Look through the material and copy each line holding "account".

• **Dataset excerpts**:
# # # #
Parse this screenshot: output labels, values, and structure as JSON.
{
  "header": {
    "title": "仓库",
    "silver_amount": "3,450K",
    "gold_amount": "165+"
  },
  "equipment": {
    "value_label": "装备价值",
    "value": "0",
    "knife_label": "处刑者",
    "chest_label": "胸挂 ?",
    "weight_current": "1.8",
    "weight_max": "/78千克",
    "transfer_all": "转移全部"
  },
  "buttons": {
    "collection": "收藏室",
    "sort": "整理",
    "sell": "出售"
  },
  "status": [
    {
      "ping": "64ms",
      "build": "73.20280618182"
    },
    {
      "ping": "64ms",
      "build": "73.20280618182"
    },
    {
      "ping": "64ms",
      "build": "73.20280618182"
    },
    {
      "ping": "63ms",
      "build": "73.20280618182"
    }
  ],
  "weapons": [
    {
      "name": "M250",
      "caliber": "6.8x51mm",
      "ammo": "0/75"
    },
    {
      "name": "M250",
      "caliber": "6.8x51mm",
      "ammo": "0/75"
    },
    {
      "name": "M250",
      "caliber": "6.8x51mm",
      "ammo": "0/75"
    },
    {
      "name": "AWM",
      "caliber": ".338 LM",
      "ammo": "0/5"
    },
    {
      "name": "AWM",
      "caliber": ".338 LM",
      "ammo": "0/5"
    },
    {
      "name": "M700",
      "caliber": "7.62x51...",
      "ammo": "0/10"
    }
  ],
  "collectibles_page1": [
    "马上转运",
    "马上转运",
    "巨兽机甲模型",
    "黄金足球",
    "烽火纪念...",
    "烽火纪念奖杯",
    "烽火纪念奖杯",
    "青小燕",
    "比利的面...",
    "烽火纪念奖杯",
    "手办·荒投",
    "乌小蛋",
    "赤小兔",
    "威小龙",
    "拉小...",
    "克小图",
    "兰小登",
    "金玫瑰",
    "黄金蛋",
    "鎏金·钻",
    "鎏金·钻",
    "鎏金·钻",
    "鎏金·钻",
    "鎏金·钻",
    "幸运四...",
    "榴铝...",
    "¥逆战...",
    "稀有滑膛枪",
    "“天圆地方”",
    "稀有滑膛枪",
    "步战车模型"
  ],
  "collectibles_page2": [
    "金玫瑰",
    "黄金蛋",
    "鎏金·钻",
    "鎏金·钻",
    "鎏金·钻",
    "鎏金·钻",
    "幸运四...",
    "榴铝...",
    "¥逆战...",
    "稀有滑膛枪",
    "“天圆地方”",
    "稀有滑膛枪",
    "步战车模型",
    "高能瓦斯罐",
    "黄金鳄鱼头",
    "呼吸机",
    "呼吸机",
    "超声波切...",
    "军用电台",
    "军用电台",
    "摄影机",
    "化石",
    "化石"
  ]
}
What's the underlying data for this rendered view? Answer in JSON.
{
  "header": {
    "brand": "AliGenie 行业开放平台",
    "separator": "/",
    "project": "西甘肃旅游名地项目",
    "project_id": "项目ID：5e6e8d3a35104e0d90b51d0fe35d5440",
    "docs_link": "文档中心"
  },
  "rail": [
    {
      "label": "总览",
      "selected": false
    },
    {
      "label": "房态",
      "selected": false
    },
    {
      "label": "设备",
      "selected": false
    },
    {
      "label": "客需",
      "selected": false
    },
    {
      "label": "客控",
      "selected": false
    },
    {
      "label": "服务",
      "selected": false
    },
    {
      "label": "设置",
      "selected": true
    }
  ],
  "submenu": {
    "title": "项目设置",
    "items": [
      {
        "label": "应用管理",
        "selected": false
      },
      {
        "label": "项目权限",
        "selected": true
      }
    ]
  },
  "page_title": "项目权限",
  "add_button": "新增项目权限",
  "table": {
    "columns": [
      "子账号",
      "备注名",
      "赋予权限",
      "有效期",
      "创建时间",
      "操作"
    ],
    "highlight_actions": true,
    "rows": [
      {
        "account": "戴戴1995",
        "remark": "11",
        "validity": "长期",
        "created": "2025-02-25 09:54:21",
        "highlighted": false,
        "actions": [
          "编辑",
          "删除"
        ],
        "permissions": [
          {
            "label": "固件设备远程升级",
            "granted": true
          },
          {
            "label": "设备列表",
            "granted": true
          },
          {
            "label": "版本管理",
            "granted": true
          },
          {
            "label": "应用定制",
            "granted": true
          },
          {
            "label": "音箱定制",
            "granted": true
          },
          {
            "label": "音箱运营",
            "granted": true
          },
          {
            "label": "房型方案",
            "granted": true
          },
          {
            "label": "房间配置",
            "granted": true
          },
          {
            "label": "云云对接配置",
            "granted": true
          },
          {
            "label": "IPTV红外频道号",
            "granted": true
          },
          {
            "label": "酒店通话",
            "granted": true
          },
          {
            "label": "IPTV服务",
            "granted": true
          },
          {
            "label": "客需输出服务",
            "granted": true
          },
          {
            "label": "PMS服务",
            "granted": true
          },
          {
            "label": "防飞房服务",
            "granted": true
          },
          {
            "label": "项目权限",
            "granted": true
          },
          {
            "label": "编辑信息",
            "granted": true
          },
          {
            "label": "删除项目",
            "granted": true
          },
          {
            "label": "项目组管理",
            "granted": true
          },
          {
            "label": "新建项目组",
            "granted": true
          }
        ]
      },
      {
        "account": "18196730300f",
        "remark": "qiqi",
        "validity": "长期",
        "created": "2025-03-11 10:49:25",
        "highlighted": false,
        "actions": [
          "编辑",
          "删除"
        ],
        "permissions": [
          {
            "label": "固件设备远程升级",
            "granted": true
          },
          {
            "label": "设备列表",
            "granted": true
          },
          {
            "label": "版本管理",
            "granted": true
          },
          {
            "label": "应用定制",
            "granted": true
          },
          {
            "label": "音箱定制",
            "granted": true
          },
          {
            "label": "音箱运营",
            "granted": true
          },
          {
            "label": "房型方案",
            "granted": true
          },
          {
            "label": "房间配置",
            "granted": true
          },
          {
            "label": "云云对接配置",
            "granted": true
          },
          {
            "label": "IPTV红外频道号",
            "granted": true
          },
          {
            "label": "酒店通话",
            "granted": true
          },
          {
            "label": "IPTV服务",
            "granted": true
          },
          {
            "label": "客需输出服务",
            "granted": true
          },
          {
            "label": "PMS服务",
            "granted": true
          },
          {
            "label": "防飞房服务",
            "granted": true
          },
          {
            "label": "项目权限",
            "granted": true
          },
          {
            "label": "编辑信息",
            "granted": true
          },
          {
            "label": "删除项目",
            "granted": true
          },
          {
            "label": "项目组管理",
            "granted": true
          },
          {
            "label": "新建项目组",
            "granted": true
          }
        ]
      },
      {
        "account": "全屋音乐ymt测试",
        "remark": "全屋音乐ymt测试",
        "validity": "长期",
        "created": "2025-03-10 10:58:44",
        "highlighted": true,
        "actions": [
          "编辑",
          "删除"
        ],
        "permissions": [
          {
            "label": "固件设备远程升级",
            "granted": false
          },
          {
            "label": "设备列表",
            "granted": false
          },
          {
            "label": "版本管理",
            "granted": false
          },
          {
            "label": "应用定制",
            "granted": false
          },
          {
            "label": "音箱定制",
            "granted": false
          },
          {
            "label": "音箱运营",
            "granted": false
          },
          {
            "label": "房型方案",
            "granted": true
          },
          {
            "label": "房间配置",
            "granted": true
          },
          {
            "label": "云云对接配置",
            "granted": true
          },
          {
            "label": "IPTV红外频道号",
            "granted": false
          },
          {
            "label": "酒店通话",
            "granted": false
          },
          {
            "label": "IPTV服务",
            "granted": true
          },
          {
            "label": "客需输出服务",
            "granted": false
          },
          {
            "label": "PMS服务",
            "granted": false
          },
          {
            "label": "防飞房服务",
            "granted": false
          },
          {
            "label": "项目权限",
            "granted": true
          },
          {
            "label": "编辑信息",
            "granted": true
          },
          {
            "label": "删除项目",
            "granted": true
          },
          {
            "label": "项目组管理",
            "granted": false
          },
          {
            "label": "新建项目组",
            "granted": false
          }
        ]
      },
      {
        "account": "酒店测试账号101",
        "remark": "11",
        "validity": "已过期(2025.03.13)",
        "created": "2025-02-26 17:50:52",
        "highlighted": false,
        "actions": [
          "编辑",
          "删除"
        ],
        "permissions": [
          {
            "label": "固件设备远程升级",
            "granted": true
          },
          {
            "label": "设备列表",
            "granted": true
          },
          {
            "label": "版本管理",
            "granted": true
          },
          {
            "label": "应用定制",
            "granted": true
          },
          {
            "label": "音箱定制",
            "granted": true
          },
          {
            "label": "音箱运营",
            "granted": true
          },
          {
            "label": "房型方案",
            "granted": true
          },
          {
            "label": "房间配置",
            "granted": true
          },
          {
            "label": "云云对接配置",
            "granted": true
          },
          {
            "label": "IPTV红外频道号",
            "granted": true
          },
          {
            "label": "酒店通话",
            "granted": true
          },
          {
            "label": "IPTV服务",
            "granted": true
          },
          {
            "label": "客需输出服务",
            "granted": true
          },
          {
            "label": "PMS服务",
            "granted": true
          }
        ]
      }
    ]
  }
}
# # # #
• **OUTPUT FOR THIS TASK**:
        "account": "戴戴1995",
        "account": "18196730300f",
        "account": "全屋音乐ymt测试",
        "account": "酒店测试账号101",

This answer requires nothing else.